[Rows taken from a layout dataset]
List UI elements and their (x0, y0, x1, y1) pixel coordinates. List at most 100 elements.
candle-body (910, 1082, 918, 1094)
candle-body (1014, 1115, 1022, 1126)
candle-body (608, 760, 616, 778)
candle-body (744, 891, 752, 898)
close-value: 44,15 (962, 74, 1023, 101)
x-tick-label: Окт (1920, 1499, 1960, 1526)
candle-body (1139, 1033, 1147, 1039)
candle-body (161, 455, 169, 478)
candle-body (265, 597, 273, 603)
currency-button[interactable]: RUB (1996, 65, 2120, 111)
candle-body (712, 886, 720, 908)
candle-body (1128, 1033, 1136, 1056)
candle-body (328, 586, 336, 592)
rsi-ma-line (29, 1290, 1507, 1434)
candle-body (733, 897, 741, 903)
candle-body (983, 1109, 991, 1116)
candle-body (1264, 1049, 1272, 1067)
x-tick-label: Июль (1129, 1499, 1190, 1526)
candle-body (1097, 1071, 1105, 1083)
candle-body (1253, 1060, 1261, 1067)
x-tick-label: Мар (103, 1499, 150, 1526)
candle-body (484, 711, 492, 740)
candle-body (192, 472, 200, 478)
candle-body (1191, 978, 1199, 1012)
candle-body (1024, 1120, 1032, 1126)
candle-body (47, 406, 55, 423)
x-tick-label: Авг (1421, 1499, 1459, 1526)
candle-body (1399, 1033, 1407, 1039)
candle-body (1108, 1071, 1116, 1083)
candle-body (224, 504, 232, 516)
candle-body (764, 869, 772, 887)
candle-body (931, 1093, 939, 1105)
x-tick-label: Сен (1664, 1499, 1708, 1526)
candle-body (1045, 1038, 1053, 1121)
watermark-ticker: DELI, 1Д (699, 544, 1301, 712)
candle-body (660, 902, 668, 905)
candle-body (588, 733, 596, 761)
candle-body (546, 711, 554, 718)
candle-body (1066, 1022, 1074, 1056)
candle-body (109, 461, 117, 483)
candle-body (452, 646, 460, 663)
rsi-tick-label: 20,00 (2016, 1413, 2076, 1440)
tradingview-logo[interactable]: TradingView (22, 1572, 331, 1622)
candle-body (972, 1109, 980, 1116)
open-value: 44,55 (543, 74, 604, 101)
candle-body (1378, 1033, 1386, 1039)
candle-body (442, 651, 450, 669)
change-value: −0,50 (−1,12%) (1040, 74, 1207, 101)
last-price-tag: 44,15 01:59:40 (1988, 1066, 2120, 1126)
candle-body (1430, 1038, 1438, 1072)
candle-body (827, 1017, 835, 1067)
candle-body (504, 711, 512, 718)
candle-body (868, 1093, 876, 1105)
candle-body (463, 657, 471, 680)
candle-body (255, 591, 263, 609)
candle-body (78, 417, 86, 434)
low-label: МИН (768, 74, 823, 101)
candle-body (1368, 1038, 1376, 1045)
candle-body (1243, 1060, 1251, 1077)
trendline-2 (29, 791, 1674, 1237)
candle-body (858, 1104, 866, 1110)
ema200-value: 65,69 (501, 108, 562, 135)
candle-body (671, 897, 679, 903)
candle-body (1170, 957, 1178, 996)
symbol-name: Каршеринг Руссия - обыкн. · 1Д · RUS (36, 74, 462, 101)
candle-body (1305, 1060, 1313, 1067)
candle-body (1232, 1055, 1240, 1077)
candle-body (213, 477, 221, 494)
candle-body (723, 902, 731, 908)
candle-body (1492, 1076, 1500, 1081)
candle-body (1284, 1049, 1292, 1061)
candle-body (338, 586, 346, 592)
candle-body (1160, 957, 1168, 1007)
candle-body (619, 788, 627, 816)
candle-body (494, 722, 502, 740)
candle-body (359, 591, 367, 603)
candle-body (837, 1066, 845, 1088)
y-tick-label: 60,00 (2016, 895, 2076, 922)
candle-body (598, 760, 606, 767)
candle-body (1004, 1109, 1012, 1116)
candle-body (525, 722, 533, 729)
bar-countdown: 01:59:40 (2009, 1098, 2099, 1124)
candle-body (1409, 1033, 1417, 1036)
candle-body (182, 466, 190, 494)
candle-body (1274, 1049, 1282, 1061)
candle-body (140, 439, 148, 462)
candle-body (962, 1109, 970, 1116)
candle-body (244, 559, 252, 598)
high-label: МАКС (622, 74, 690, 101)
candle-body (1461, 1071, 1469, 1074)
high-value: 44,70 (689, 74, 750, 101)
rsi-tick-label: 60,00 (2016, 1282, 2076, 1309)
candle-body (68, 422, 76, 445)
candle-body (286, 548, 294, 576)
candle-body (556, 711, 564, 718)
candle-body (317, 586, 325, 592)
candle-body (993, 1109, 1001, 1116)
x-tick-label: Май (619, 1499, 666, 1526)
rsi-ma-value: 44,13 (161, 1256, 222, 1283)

→ To be done: Recast every line of the listing above as a numbered list, omitting any blank lines.

→ Solution to the problem:
1. List UI elements and their (x0, y0, x1, y1) pixel coordinates. List at most 100 elements.
2. candle-body (910, 1082, 918, 1094)
3. candle-body (1014, 1115, 1022, 1126)
4. candle-body (608, 760, 616, 778)
5. candle-body (744, 891, 752, 898)
6. close-value: 44,15 (962, 74, 1023, 101)
7. x-tick-label: Окт (1920, 1499, 1960, 1526)
8. candle-body (1139, 1033, 1147, 1039)
9. candle-body (161, 455, 169, 478)
10. candle-body (265, 597, 273, 603)
11. currency-button[interactable]: RUB (1996, 65, 2120, 111)
12. candle-body (712, 886, 720, 908)
13. candle-body (1128, 1033, 1136, 1056)
14. candle-body (328, 586, 336, 592)
15. rsi-ma-line (29, 1290, 1507, 1434)
16. candle-body (733, 897, 741, 903)
17. candle-body (983, 1109, 991, 1116)
18. candle-body (1264, 1049, 1272, 1067)
19. x-tick-label: Июль (1129, 1499, 1190, 1526)
20. candle-body (1097, 1071, 1105, 1083)
21. candle-body (1253, 1060, 1261, 1067)
22. x-tick-label: Мар (103, 1499, 150, 1526)
23. candle-body (484, 711, 492, 740)
24. candle-body (192, 472, 200, 478)
25. candle-body (1191, 978, 1199, 1012)
26. candle-body (1024, 1120, 1032, 1126)
27. candle-body (47, 406, 55, 423)
28. x-tick-label: Авг (1421, 1499, 1459, 1526)
29. candle-body (1399, 1033, 1407, 1039)
30. candle-body (1108, 1071, 1116, 1083)
31. candle-body (224, 504, 232, 516)
32. candle-body (764, 869, 772, 887)
33. candle-body (931, 1093, 939, 1105)
34. x-tick-label: Сен (1664, 1499, 1708, 1526)
35. candle-body (1045, 1038, 1053, 1121)
36. watermark-ticker: DELI, 1Д (699, 544, 1301, 712)
37. candle-body (660, 902, 668, 905)
38. candle-body (588, 733, 596, 761)
39. candle-body (546, 711, 554, 718)
40. candle-body (1066, 1022, 1074, 1056)
41. candle-body (109, 461, 117, 483)
42. candle-body (452, 646, 460, 663)
43. rsi-tick-label: 20,00 (2016, 1413, 2076, 1440)
44. tradingview-logo[interactable]: TradingView (22, 1572, 331, 1622)
45. candle-body (972, 1109, 980, 1116)
46. open-value: 44,55 (543, 74, 604, 101)
47. candle-body (1378, 1033, 1386, 1039)
48. candle-body (442, 651, 450, 669)
49. change-value: −0,50 (−1,12%) (1040, 74, 1207, 101)
50. last-price-tag: 44,15 01:59:40 (1988, 1066, 2120, 1126)
51. candle-body (1430, 1038, 1438, 1072)
52. candle-body (827, 1017, 835, 1067)
53. candle-body (504, 711, 512, 718)
54. candle-body (868, 1093, 876, 1105)
55. candle-body (463, 657, 471, 680)
56. candle-body (255, 591, 263, 609)
57. candle-body (78, 417, 86, 434)
58. low-label: МИН (768, 74, 823, 101)
59. candle-body (1368, 1038, 1376, 1045)
60. candle-body (1243, 1060, 1251, 1077)
61. trendline-2 (29, 791, 1674, 1237)
62. candle-body (858, 1104, 866, 1110)
63. ema200-value: 65,69 (501, 108, 562, 135)
64. candle-body (671, 897, 679, 903)
65. candle-body (1170, 957, 1178, 996)
66. symbol-name: Каршеринг Руссия - обыкн. · 1Д · RUS (36, 74, 462, 101)
67. candle-body (1305, 1060, 1313, 1067)
68. candle-body (1232, 1055, 1240, 1077)
69. candle-body (213, 477, 221, 494)
70. candle-body (723, 902, 731, 908)
71. candle-body (1492, 1076, 1500, 1081)
72. candle-body (1284, 1049, 1292, 1061)
73. candle-body (338, 586, 346, 592)
74. candle-body (1160, 957, 1168, 1007)
75. candle-body (619, 788, 627, 816)
76. candle-body (494, 722, 502, 740)
77. candle-body (359, 591, 367, 603)
78. candle-body (837, 1066, 845, 1088)
79. y-tick-label: 60,00 (2016, 895, 2076, 922)
80. candle-body (598, 760, 606, 767)
81. candle-body (1004, 1109, 1012, 1116)
82. candle-body (525, 722, 533, 729)
83. bar-countdown: 01:59:40 (2009, 1098, 2099, 1124)
84. candle-body (1409, 1033, 1417, 1036)
85. candle-body (182, 466, 190, 494)
86. candle-body (1274, 1049, 1282, 1061)
87. candle-body (140, 439, 148, 462)
88. candle-body (962, 1109, 970, 1116)
89. candle-body (244, 559, 252, 598)
90. high-label: МАКС (622, 74, 690, 101)
91. candle-body (1461, 1071, 1469, 1074)
92. high-value: 44,70 (689, 74, 750, 101)
93. rsi-tick-label: 60,00 (2016, 1282, 2076, 1309)
94. candle-body (68, 422, 76, 445)
95. candle-body (286, 548, 294, 576)
96. candle-body (556, 711, 564, 718)
97. candle-body (317, 586, 325, 592)
98. candle-body (993, 1109, 1001, 1116)
99. x-tick-label: Май (619, 1499, 666, 1526)
100. rsi-ma-value: 44,13 (161, 1256, 222, 1283)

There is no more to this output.